■ Task objective ■
Where a line holds "Чикола", copy it.

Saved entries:
• • • • •

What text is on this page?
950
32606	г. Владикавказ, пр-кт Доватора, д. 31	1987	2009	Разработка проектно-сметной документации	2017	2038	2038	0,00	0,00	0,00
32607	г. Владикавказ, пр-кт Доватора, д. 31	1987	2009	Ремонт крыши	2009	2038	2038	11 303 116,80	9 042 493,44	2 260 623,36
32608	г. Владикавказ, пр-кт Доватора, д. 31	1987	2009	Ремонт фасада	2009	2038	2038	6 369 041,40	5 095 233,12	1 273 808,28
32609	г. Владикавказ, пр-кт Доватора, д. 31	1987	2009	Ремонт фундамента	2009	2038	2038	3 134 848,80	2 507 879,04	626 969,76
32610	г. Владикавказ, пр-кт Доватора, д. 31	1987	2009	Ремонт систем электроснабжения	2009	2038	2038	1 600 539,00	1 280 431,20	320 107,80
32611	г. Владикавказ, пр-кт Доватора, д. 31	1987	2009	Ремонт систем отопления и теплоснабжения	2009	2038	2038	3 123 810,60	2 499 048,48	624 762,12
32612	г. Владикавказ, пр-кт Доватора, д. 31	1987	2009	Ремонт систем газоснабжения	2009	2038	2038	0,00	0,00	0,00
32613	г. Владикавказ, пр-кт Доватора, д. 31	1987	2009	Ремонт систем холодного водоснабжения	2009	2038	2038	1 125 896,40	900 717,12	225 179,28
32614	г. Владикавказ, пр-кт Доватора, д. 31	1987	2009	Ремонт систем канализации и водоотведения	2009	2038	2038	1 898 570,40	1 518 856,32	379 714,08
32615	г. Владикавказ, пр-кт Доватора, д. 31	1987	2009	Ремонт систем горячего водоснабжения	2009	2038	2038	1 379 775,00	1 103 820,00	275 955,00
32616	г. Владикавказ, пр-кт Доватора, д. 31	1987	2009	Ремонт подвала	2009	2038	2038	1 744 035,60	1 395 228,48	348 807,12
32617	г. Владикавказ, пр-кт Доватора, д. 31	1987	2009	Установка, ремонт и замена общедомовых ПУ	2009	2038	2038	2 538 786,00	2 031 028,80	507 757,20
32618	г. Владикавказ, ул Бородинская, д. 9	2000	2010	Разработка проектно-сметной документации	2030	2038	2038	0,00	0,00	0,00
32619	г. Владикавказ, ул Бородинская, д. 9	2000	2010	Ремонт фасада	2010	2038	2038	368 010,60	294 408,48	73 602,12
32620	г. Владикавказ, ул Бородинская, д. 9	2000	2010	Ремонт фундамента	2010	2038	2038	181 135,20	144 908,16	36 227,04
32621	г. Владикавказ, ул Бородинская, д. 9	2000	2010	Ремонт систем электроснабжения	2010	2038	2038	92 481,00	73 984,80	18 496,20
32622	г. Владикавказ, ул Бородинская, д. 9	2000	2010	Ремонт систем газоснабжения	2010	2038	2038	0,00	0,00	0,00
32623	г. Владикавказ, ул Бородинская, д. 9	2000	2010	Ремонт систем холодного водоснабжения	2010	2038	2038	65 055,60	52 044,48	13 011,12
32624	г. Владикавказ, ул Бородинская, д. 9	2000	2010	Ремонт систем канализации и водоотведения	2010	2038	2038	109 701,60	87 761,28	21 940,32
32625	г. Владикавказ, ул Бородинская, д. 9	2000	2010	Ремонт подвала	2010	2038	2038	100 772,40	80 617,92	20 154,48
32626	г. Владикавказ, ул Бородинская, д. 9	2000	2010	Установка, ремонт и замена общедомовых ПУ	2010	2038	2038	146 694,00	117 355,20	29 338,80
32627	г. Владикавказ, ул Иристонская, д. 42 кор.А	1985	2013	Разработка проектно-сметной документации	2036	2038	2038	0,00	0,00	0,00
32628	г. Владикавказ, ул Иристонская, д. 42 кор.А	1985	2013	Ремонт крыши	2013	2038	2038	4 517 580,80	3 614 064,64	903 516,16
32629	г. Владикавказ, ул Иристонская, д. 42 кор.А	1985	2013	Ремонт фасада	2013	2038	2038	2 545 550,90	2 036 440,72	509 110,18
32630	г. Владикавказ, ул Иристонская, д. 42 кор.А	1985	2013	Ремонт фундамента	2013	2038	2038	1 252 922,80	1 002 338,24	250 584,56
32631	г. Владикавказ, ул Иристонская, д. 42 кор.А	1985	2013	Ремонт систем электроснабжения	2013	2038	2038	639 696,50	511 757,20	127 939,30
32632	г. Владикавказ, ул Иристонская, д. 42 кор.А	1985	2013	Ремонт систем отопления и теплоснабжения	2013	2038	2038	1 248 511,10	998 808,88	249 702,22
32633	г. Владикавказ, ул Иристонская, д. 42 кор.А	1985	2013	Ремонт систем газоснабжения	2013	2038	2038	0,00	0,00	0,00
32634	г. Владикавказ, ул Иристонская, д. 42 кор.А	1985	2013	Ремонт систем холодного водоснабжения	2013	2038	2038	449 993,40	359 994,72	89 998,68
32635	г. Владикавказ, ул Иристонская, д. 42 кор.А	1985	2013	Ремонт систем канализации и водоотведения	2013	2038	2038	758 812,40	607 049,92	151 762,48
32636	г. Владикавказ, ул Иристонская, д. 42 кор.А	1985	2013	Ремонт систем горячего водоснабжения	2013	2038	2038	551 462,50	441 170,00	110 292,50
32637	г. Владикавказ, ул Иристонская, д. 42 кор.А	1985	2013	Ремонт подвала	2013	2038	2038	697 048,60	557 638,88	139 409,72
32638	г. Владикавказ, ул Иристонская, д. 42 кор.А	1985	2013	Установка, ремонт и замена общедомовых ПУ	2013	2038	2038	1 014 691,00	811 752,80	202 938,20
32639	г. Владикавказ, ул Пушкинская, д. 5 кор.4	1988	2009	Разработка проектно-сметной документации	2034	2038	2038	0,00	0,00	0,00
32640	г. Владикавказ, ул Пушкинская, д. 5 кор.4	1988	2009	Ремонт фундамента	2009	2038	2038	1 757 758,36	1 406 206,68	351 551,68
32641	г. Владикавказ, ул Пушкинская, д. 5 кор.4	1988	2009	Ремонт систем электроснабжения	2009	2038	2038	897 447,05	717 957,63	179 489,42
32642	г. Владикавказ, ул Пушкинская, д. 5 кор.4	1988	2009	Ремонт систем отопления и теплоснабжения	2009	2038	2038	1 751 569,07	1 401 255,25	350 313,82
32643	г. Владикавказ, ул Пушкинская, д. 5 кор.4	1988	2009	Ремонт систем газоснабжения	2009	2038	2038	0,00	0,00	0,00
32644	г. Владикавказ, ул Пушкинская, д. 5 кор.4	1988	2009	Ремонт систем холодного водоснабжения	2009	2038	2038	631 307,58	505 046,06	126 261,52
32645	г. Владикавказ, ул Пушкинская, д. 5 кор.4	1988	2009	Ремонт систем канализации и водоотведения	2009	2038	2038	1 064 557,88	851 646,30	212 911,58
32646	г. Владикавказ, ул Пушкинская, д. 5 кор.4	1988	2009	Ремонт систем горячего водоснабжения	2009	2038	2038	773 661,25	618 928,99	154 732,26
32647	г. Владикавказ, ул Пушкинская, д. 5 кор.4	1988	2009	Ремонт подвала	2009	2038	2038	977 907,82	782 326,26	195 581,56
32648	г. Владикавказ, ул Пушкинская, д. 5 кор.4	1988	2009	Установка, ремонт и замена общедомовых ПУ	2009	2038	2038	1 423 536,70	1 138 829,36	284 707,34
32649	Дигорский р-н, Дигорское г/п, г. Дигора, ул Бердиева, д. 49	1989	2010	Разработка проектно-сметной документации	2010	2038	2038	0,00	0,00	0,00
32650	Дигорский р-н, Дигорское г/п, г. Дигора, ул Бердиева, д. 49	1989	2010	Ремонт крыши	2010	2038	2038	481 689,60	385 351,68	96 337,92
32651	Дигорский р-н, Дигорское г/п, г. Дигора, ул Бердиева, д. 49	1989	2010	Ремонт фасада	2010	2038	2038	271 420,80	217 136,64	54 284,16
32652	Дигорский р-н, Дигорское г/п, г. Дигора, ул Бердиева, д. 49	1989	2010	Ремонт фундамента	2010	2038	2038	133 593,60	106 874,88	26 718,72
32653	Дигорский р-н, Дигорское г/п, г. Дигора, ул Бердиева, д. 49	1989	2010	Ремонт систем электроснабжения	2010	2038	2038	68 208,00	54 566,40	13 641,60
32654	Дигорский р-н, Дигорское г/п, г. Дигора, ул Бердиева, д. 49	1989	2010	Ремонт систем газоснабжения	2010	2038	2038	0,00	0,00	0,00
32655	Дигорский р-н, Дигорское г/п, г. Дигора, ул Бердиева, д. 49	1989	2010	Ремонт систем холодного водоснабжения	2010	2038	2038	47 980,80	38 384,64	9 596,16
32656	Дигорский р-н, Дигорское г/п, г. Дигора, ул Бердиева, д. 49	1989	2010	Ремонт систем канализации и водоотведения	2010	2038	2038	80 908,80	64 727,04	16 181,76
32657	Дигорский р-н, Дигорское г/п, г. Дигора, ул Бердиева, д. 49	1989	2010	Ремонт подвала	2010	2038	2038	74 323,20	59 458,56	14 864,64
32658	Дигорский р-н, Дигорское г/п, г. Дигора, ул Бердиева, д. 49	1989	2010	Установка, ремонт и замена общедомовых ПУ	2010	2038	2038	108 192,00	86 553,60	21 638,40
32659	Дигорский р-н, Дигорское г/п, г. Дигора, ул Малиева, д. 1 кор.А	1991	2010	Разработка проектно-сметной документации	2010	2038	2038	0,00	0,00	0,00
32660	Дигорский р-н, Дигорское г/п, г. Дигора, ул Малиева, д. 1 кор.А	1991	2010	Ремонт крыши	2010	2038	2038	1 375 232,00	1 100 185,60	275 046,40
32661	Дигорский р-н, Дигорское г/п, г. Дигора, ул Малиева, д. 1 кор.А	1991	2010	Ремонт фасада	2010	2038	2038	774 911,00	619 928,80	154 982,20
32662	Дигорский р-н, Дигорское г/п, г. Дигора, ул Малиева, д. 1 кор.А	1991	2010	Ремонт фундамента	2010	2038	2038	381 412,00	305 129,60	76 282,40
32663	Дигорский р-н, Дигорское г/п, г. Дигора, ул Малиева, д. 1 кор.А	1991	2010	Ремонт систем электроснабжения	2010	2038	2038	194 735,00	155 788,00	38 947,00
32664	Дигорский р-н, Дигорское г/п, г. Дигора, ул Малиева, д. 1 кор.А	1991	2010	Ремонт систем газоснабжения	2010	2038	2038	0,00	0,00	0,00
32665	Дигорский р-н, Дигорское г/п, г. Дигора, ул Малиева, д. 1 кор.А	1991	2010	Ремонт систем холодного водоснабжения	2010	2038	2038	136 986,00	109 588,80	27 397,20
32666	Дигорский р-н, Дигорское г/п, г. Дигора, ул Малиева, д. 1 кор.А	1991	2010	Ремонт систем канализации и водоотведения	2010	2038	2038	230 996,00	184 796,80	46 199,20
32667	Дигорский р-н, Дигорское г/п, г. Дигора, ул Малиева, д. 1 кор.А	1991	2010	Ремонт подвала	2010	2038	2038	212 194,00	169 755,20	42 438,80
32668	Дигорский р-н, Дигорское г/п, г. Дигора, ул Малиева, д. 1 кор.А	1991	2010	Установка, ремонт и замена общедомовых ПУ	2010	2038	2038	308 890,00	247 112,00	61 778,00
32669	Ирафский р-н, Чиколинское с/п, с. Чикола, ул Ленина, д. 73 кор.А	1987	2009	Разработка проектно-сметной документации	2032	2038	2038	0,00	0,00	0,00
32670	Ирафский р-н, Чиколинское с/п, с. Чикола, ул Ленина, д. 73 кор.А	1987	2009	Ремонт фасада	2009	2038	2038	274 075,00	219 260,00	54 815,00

• • • • •

■ Exercise solution ■
32669	Ирафский р-н, Чиколинское с/п, с. Чикола, ул Ленина, д. 73 кор.А	1987	2009	Разработка проектно-сметной документации	2032	2038	2038	0,00	0,00	0,00
32670	Ирафский р-н, Чиколинское с/п, с. Чикола, ул Ленина, д. 73 кор.А	1987	2009	Ремонт фасада	2009	2038	2038	274 075,00	219 260,00	54 815,00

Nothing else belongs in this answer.